Task to carry out:
Print out every record exactly as it appears.

A block of data
((

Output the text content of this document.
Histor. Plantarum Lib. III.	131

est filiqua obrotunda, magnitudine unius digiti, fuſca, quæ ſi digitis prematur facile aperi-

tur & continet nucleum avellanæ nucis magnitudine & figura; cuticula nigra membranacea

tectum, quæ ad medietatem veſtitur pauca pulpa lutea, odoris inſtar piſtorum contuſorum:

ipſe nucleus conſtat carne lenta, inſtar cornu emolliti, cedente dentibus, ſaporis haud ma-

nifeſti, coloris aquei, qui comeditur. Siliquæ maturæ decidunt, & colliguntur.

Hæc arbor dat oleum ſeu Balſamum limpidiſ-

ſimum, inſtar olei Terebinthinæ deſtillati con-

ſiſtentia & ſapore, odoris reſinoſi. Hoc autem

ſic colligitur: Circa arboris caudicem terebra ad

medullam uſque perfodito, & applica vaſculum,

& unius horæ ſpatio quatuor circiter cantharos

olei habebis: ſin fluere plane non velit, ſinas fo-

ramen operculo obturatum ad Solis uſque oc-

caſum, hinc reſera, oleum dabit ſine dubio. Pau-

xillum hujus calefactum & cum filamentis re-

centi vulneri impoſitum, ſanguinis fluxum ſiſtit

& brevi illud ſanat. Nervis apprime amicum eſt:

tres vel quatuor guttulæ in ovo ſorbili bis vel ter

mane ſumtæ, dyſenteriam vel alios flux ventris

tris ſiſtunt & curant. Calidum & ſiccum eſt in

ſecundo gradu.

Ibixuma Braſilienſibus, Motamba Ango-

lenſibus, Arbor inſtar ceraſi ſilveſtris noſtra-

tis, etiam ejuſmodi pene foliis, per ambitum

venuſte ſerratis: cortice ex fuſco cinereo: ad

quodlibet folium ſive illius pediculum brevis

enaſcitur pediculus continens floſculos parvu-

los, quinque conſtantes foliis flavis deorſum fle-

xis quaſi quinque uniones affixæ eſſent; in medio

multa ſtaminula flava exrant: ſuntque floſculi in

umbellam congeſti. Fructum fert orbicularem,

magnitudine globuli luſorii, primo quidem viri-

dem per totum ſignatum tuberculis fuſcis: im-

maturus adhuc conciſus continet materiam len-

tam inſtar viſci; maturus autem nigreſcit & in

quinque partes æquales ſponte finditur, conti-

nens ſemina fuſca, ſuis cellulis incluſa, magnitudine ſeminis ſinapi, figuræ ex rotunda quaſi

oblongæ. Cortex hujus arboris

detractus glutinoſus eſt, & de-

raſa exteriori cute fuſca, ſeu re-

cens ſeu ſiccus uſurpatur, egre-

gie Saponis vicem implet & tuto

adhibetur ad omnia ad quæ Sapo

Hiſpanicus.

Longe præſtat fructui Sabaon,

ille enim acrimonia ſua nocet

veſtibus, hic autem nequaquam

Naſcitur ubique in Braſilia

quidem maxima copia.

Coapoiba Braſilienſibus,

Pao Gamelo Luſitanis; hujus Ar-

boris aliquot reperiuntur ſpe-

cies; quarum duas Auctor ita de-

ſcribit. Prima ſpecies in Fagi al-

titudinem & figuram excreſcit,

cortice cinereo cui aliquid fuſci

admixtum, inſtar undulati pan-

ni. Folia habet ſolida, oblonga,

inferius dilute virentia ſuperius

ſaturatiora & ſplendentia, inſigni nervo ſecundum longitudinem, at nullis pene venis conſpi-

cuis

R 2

))

Solution for this problem:
Output the text content of this document.
Histor. Plantarum Lib. III.	131

est filiqua obrotunda, magnitudine unius digiti, fuſca, quæ ſi digitis prematur facile aperi-

tur & continet nucleum avellanæ nucis magnitudine & figura; cuticula nigra membranacea

tectum, quæ ad medietatem veſtitur pauca pulpa lutea, odoris inſtar piſtorum contuſorum:

ipſe nucleus conſtat carne lenta, inſtar cornu emolliti, cedente dentibus, ſaporis haud ma-

nifeſti, coloris aquei, qui comeditur. Siliquæ maturæ decidunt, & colliguntur.

Hæc arbor dat oleum ſeu Balſamum limpidiſ-

ſimum, inſtar olei Terebinthinæ deſtillati con-

ſiſtentia & ſapore, odoris reſinoſi. Hoc autem

ſic colligitur: Circa arboris caudicem terebra ad

medullam uſque perfodito, & applica vaſculum,

& unius horæ ſpatio quatuor circiter cantharos

olei habebis: ſin fluere plane non velit, ſinas fo-

ramen operculo obturatum ad Solis uſque oc-

caſum, hinc reſera, oleum dabit ſine dubio. Pau-

xillum hujus calefactum & cum filamentis re-

centi vulneri impoſitum, ſanguinis fluxum ſiſtit

& brevi illud ſanat. Nervis apprime amicum eſt:

tres vel quatuor guttulæ in ovo ſorbili bis vel ter

mane ſumtæ, dyſenteriam vel alios flux ventris

tris ſiſtunt & curant. Calidum & ſiccum eſt in

ſecundo gradu.

Ibixuma Braſilienſibus, Motamba Ango-

lenſibus, Arbor inſtar ceraſi ſilveſtris noſtra-

tis, etiam ejuſmodi pene foliis, per ambitum

venuſte ſerratis: cortice ex fuſco cinereo: ad

quodlibet folium ſive illius pediculum brevis

enaſcitur pediculus continens floſculos parvu-

los, quinque conſtantes foliis flavis deorſum fle-

xis quaſi quinque uniones affixæ eſſent; in medio

multa ſtaminula flava exrant: ſuntque floſculi in

umbellam congeſti. Fructum fert orbicularem,

magnitudine globuli luſorii, primo quidem viri-

dem per totum ſignatum tuberculis fuſcis: im-

maturus adhuc conciſus continet materiam len-

tam inſtar viſci; maturus autem nigreſcit & in

quinque partes æquales ſponte finditur, conti-

nens ſemina fuſca, ſuis cellulis incluſa, magnitudine ſeminis ſinapi, figuræ ex rotunda quaſi

oblongæ. Cortex hujus arboris

detractus glutinoſus eſt, & de-

raſa exteriori cute fuſca, ſeu re-

cens ſeu ſiccus uſurpatur, egre-

gie Saponis vicem implet & tuto

adhibetur ad omnia ad quæ Sapo

Hiſpanicus.

Longe præſtat fructui Sabaon,

ille enim acrimonia ſua nocet

veſtibus, hic autem nequaquam

Naſcitur ubique in Braſilia

quidem maxima copia.

Coapoiba Braſilienſibus,

Pao Gamelo Luſitanis; hujus Ar-

boris aliquot reperiuntur ſpe-

cies; quarum duas Auctor ita de-

ſcribit. Prima ſpecies in Fagi al-

titudinem & figuram excreſcit,

cortice cinereo cui aliquid fuſci

admixtum, inſtar undulati pan-

ni. Folia habet ſolida, oblonga,

inferius dilute virentia ſuperius

ſaturatiora & ſplendentia, inſigni nervo ſecundum longitudinem, at nullis pene venis conſpi-

cuis

R 2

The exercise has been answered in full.